▶ [Exercise goal]: Quote every line of the data below as it stands, omitting pictures.

Dataset records:
%%

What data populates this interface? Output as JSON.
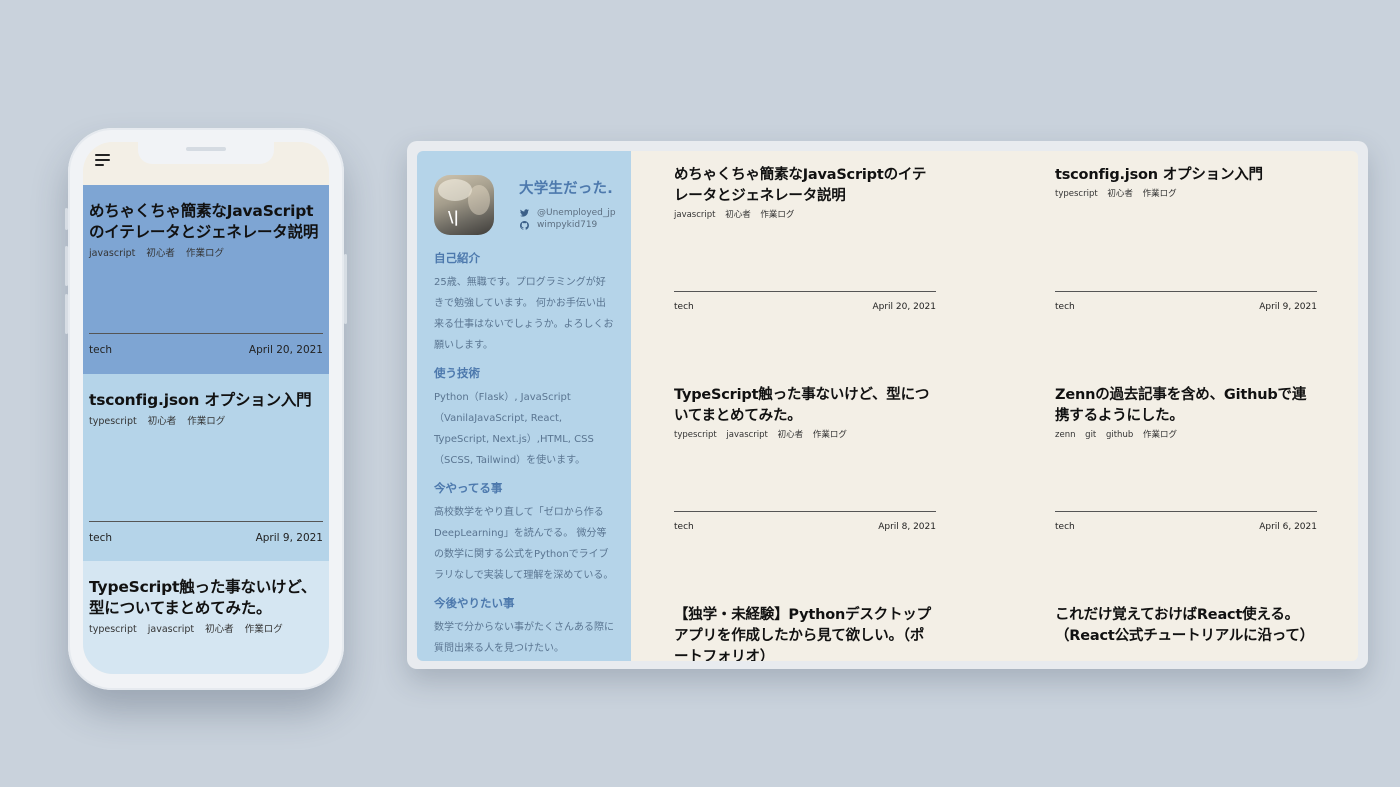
{
  "mobile": {
    "posts": [
      {
        "title": "めちゃくちゃ簡素なJavaScriptのイテレータとジェネレータ説明",
        "tags": [
          "javascript",
          "初心者",
          "作業ログ"
        ],
        "category": "tech",
        "date": "April 20, 2021",
        "bg": "#7ea5d3"
      },
      {
        "title": "tsconfig.json オプション入門",
        "tags": [
          "typescript",
          "初心者",
          "作業ログ"
        ],
        "category": "tech",
        "date": "April 9, 2021",
        "bg": "#b5d4e9"
      },
      {
        "title": "TypeScript触った事ないけど、型についてまとめてみた。",
        "tags": [
          "typescript",
          "javascript",
          "初心者",
          "作業ログ"
        ],
        "category": "tech",
        "date": "April 8, 2021",
        "bg": "#d5e6f2"
      }
    ]
  },
  "sidebar": {
    "site_name": "大学生だった.",
    "twitter": "@Unemployed_jp",
    "github": "wimpykid719",
    "sections": [
      {
        "title": "自己紹介",
        "body": "25歳、無職です。プログラミングが好きで勉強しています。 何かお手伝い出来る仕事はないでしょうか。よろしくお願いします。"
      },
      {
        "title": "使う技術",
        "body": "Python（Flask）, JavaScript（VanilaJavaScript, React, TypeScript, Next.js）,HTML, CSS（SCSS, Tailwind）を使います。"
      },
      {
        "title": "今やってる事",
        "body": "高校数学をやり直して「ゼロから作るDeepLearning」を読んでる。 微分等の数学に関する公式をPythonでライブラリなしで実装して理解を深めている。"
      },
      {
        "title": "今後やりたい事",
        "body": "数学で分からない事がたくさんある際に質問出来る人を見つけたい。"
      }
    ]
  },
  "desktop": {
    "posts": [
      {
        "title": "めちゃくちゃ簡素なJavaScriptのイテレータとジェネレータ説明",
        "tags": [
          "javascript",
          "初心者",
          "作業ログ"
        ],
        "category": "tech",
        "date": "April 20, 2021"
      },
      {
        "title": "tsconfig.json オプション入門",
        "tags": [
          "typescript",
          "初心者",
          "作業ログ"
        ],
        "category": "tech",
        "date": "April 9, 2021"
      },
      {
        "title": "TypeScript触った事ないけど、型についてまとめてみた。",
        "tags": [
          "typescript",
          "javascript",
          "初心者",
          "作業ログ"
        ],
        "category": "tech",
        "date": "April 8, 2021"
      },
      {
        "title": "Zennの過去記事を含め、Githubで連携するようにした。",
        "tags": [
          "zenn",
          "git",
          "github",
          "作業ログ"
        ],
        "category": "tech",
        "date": "April 6, 2021"
      },
      {
        "title": "【独学・未経験】Pythonデスクトップアプリを作成したから見て欲しい。（ポートフォリオ）",
        "tags": [],
        "category": "",
        "date": ""
      },
      {
        "title": "これだけ覚えておけばReact使える。（React公式チュートリアルに沿って）",
        "tags": [],
        "category": "",
        "date": ""
      }
    ]
  }
}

%%

▶ [Response below]:
What data populates this interface? Output as JSON.
{
  "mobile": {
    "posts": [
      {
        "title": "めちゃくちゃ簡素なJavaScriptのイテレータとジェネレータ説明",
        "tags": [
          "javascript",
          "初心者",
          "作業ログ"
        ],
        "category": "tech",
        "date": "April 20, 2021",
        "bg": "#7ea5d3"
      },
      {
        "title": "tsconfig.json オプション入門",
        "tags": [
          "typescript",
          "初心者",
          "作業ログ"
        ],
        "category": "tech",
        "date": "April 9, 2021",
        "bg": "#b5d4e9"
      },
      {
        "title": "TypeScript触った事ないけど、型についてまとめてみた。",
        "tags": [
          "typescript",
          "javascript",
          "初心者",
          "作業ログ"
        ],
        "category": "tech",
        "date": "April 8, 2021",
        "bg": "#d5e6f2"
      }
    ]
  },
  "sidebar": {
    "site_name": "大学生だった.",
    "twitter": "@Unemployed_jp",
    "github": "wimpykid719",
    "sections": [
      {
        "title": "自己紹介",
        "body": "25歳、無職です。プログラミングが好きで勉強しています。 何かお手伝い出来る仕事はないでしょうか。よろしくお願いします。"
      },
      {
        "title": "使う技術",
        "body": "Python（Flask）, JavaScript（VanilaJavaScript, React, TypeScript, Next.js）,HTML, CSS（SCSS, Tailwind）を使います。"
      },
      {
        "title": "今やってる事",
        "body": "高校数学をやり直して「ゼロから作るDeepLearning」を読んでる。 微分等の数学に関する公式をPythonでライブラリなしで実装して理解を深めている。"
      },
      {
        "title": "今後やりたい事",
        "body": "数学で分からない事がたくさんある際に質問出来る人を見つけたい。"
      }
    ]
  },
  "desktop": {
    "posts": [
      {
        "title": "めちゃくちゃ簡素なJavaScriptのイテレータとジェネレータ説明",
        "tags": [
          "javascript",
          "初心者",
          "作業ログ"
        ],
        "category": "tech",
        "date": "April 20, 2021"
      },
      {
        "title": "tsconfig.json オプション入門",
        "tags": [
          "typescript",
          "初心者",
          "作業ログ"
        ],
        "category": "tech",
        "date": "April 9, 2021"
      },
      {
        "title": "TypeScript触った事ないけど、型についてまとめてみた。",
        "tags": [
          "typescript",
          "javascript",
          "初心者",
          "作業ログ"
        ],
        "category": "tech",
        "date": "April 8, 2021"
      },
      {
        "title": "Zennの過去記事を含め、Githubで連携するようにした。",
        "tags": [
          "zenn",
          "git",
          "github",
          "作業ログ"
        ],
        "category": "tech",
        "date": "April 6, 2021"
      },
      {
        "title": "【独学・未経験】Pythonデスクトップアプリを作成したから見て欲しい。（ポートフォリオ）",
        "tags": [],
        "category": "",
        "date": ""
      },
      {
        "title": "これだけ覚えておけばReact使える。（React公式チュートリアルに沿って）",
        "tags": [],
        "category": "",
        "date": ""
      }
    ]
  }
}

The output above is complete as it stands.